Listing —
((

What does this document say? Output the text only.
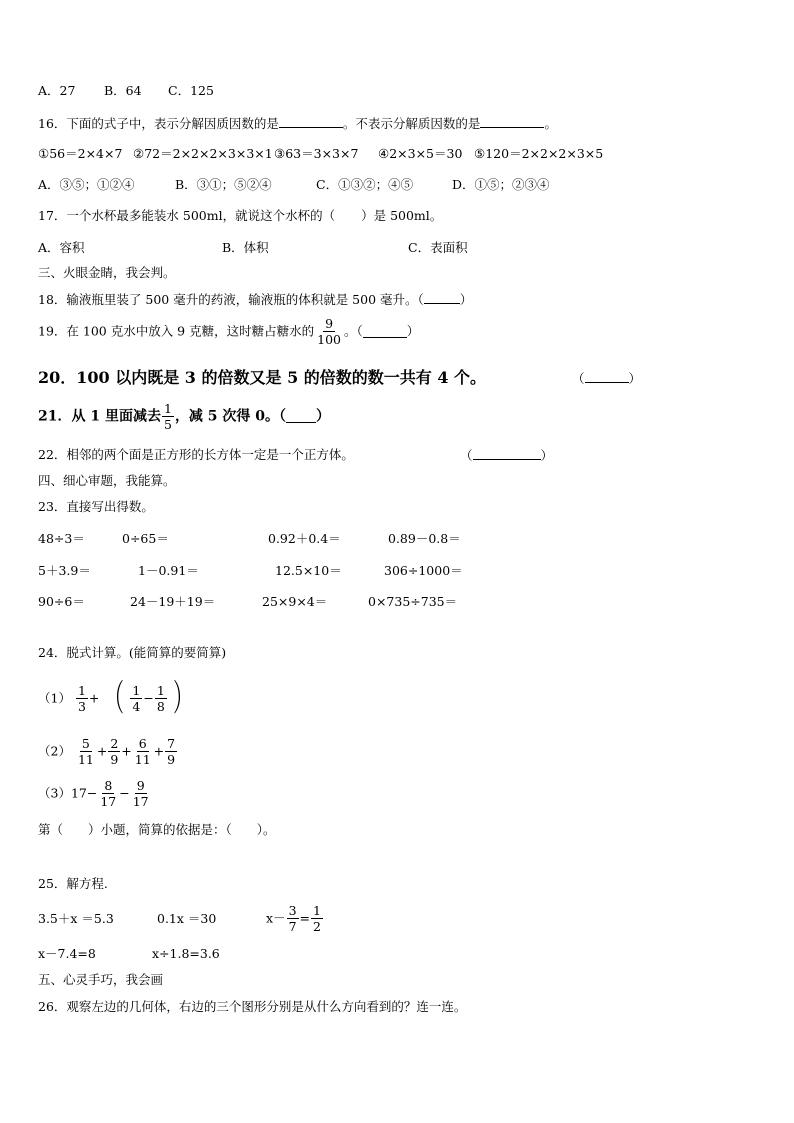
A．27 B．64 C．125
16．下面的式子中，表示分解因质因数的是	。不表示分解质因数的是	。
①56＝2×4×7 ②72＝2×2×2×3×3×1 ③63＝3×3×7 ④2×3×5＝30 ⑤120＝2×2×2×3×5
A．③⑤；①②④	B．③①；⑤②④	C．①③②；④⑤	D．①⑤；②③④
17．一个水杯最多能装水 500ml，就说这个水杯的（ ）是 500ml。
A．容积	B．体积	C．表面积
三、火眼金睛，我会判。
18．输液瓶里装了 500 毫升的药液，输液瓶的体积就是 500 毫升。（	）
19．在 100 克水中放入 9 克糖，这时糖占糖水的 $\frac{9}{100}$ 。（	）
20．100 以内既是 3 的倍数又是 5 的倍数的数一共有 4 个。	（	）
21．从 1 里面减去 $\frac{1}{5}$ ，减 5 次得 0。（ ）
22．相邻的两个面是正方形的长方体一定是一个正方体。	（	）
四、细心审题，我能算。
23．直接写出得数。
48÷3＝	0÷65＝	0.92＋0.4＝	0.89－0.8＝
5＋3.9＝	1－0.91＝	12.5×10＝	306÷1000＝
90÷6＝	24－19＋19＝	25×9×4＝	0×735÷735＝
24．脱式计算。(能简算的要简算)
$(1) \frac{1}{3}$ + （ $\frac{1}{4} - \frac{1}{8}$ ）
$(2) \frac{5}{11} + \frac{2}{9} + \frac{6}{11} + \frac{7}{9}$
$(3)17- \frac{8}{17} - \frac{9}{17}$
第（　　）小题，简算的依据是：（　　）。
25．解方程.
3.5＋x ＝5.3	0.1x ＝30	$x- \frac{3}{7} = \frac{1}{2}$
x－7.4=8	x÷1.8=3.6
五、心灵手巧，我会画
26．观察左边的几何体，右边的三个图形分别是从什么方向看到的？连一连。
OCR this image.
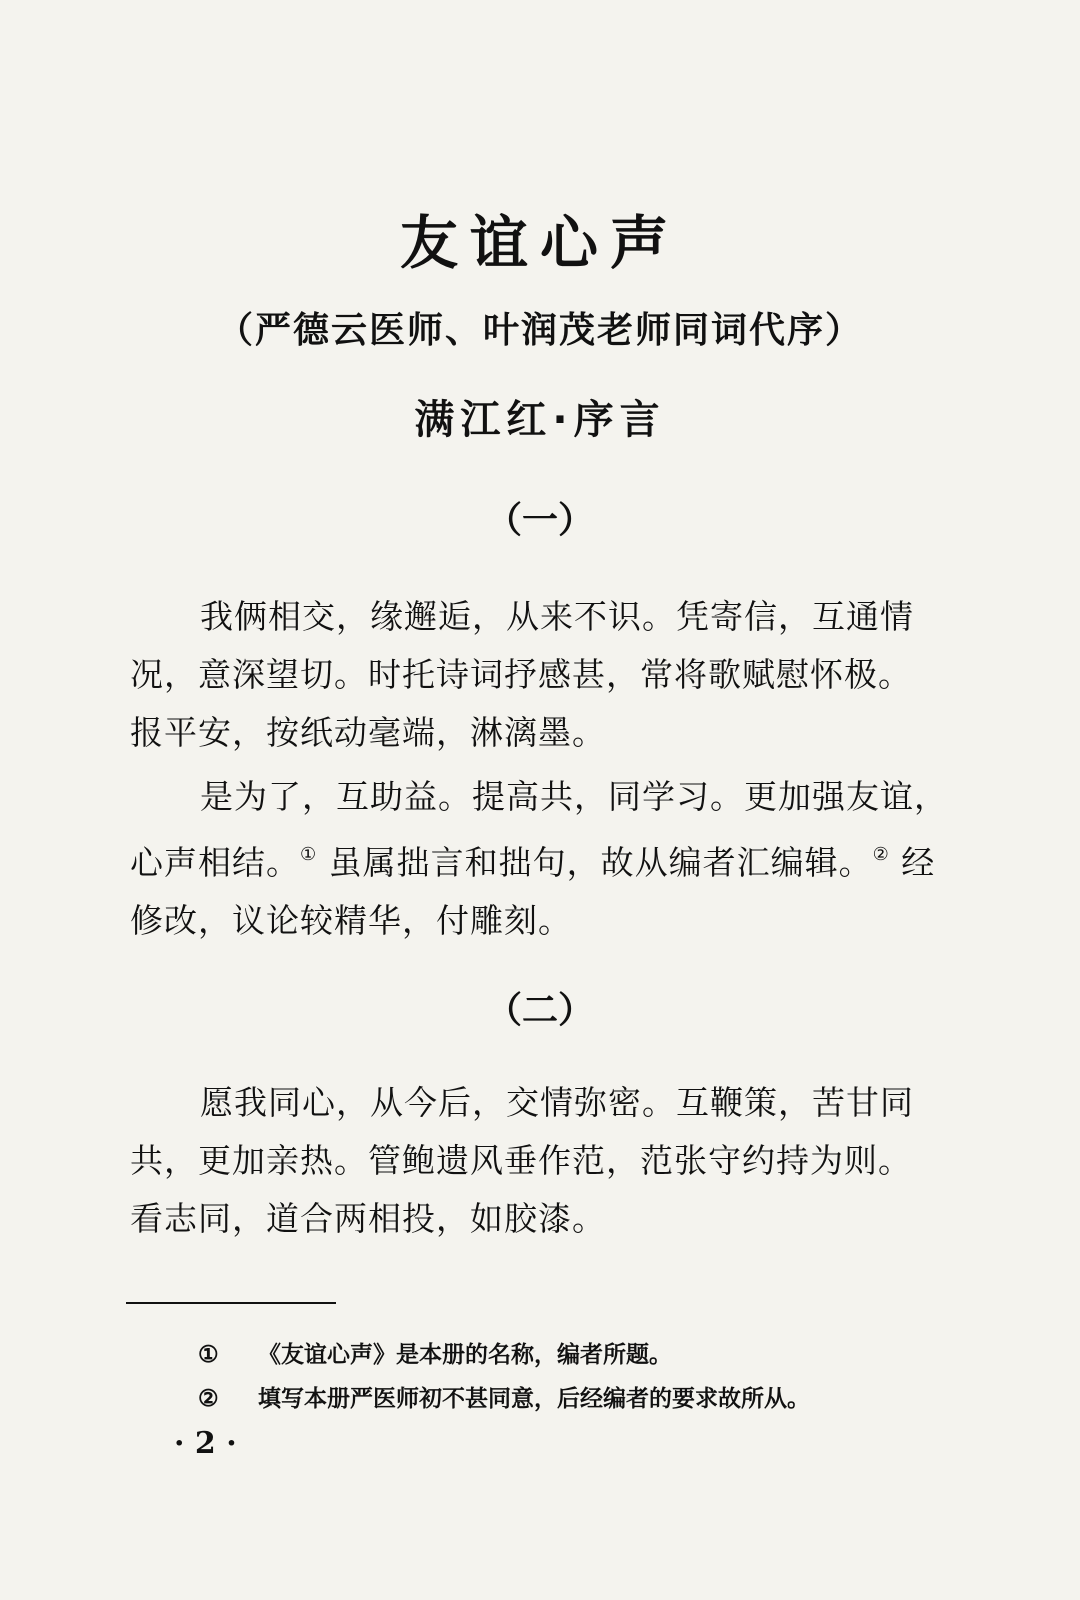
友谊心声
（严德云医师、叶润茂老师同词代序）
满江红·序言
（一）
我俩相交，缘邂逅，从来不识。凭寄信，互通情
况，意深望切。时托诗词抒感甚，常将歌赋慰怀极。
报平安，按纸动毫端，淋漓墨。
是为了，互助益。提高共，同学习。更加强友谊，
心声相结。① 虽属拙言和拙句，故从编者汇编辑。② 经
修改，议论较精华，付雕刻。
（二）
愿我同心，从今后，交情弥密。互鞭策，苦甘同
共，更加亲热。管鲍遗风垂作范，范张守约持为则。
看志同，道合两相投，如胶漆。
① 《友谊心声》是本册的名称，编者所题。
② 填写本册严医师初不甚同意，后经编者的要求故所从。
· 2 ·
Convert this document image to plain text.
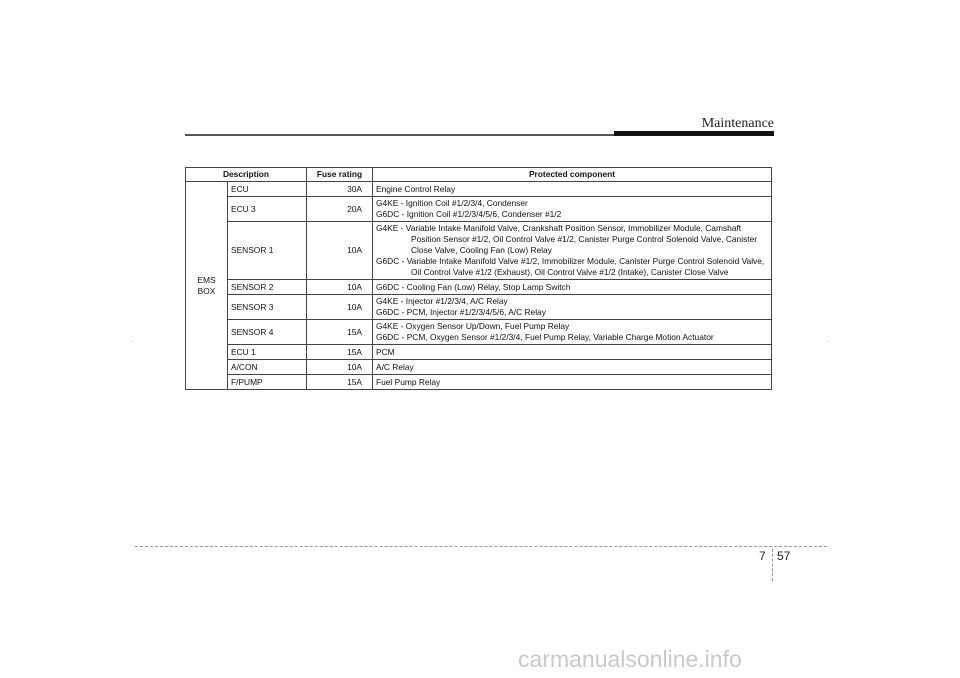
Maintenance
Description		Fuse rating	Protected component
EMS BOX	ECU	30A	Engine Control Relay

	ECU 3	20A	G4KE - Ignition Coil #1/2/3/4, Condenser
G6DC - Ignition Coil #1/2/3/4/5/6, Condenser #1/2

	SENSOR 1	10A	G4KE - Variable Intake Manifold Valve, Crankshaft Position Sensor, Immobilizer Module, Camshaft Position Sensor #1/2, Oil Control Valve #1/2, Canister Purge Control Solenoid Valve, Canister Close Valve, Cooling Fan (Low) Relay
G6DC - Variable Intake Manifold Valve #1/2, Immobilizer Module, Canister Purge Control Solenoid Valve, Oil Control Valve #1/2 (Exhaust), Oil Control Valve #1/2 (Intake), Canister Close Valve

	SENSOR 2	10A	G6DC - Cooling Fan (Low) Relay, Stop Lamp Switch

	SENSOR 3	10A	G4KE - Injector #1/2/3/4, A/C Relay
G6DC - PCM, Injector #1/2/3/4/5/6, A/C Relay

	SENSOR 4	15A	G4KE - Oxygen Sensor Up/Down, Fuel Pump Relay
G6DC - PCM, Oxygen Sensor #1/2/3/4, Fuel Pump Relay, Variable Charge Motion Actuator

	ECU 1	15A	PCM

	A/CON	10A	A/C Relay

	F/PUMP	15A	Fuel Pump Relay
7 57
carmanualsonline.info
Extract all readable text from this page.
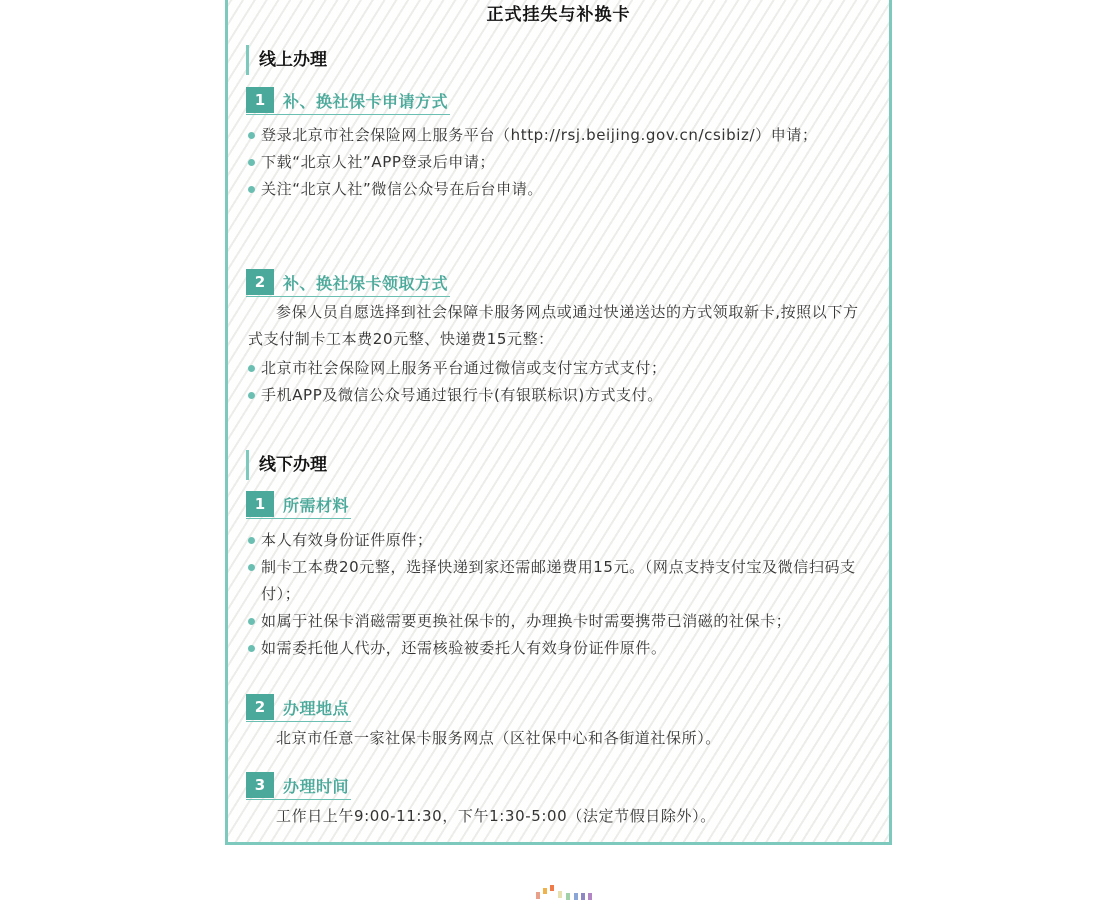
正式挂失与补换卡
线上办理
1	补、换社保卡申请方式
登录北京市社会保险网上服务平台（http://rsj.beijing.gov.cn/csibiz/）申请；
下载“北京人社”APP登录后申请；
关注“北京人社”微信公众号在后台申请。
2	补、换社保卡领取方式
参保人员自愿选择到社会保障卡服务网点或通过快递送达的方式领取新卡,按照以下方式支付制卡工本费20元整、快递费15元整：
北京市社会保险网上服务平台通过微信或支付宝方式支付；
手机APP及微信公众号通过银行卡(有银联标识)方式支付。
线下办理
1	所需材料
本人有效身份证件原件；
制卡工本费20元整，选择快递到家还需邮递费用15元。（网点支持支付宝及微信扫码支付）；
如属于社保卡消磁需要更换社保卡的，办理换卡时需要携带已消磁的社保卡；
如需委托他人代办，还需核验被委托人有效身份证件原件。
2	办理地点
北京市任意一家社保卡服务网点（区社保中心和各街道社保所）。
3	办理时间
工作日上午9:00-11:30，下午1:30-5:00（法定节假日除外）。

))

Exercise prompt — Scan the listing above for the word "Manifold" and copy every line that holds it.

Response to this task —
	SENSOR 1	10A	G4KE - Variable Intake Manifold Valve, Crankshaft Position Sensor, Immobilizer Module, Camshaft Position Sensor #1/2, Oil Control Valve #1/2, Canister Purge Control Solenoid Valve, Canister Close Valve, Cooling Fan (Low) Relay
G6DC - Variable Intake Manifold Valve #1/2, Immobilizer Module, Canister Purge Control Solenoid Valve, Oil Control Valve #1/2 (Exhaust), Oil Control Valve #1/2 (Intake), Canister Close Valve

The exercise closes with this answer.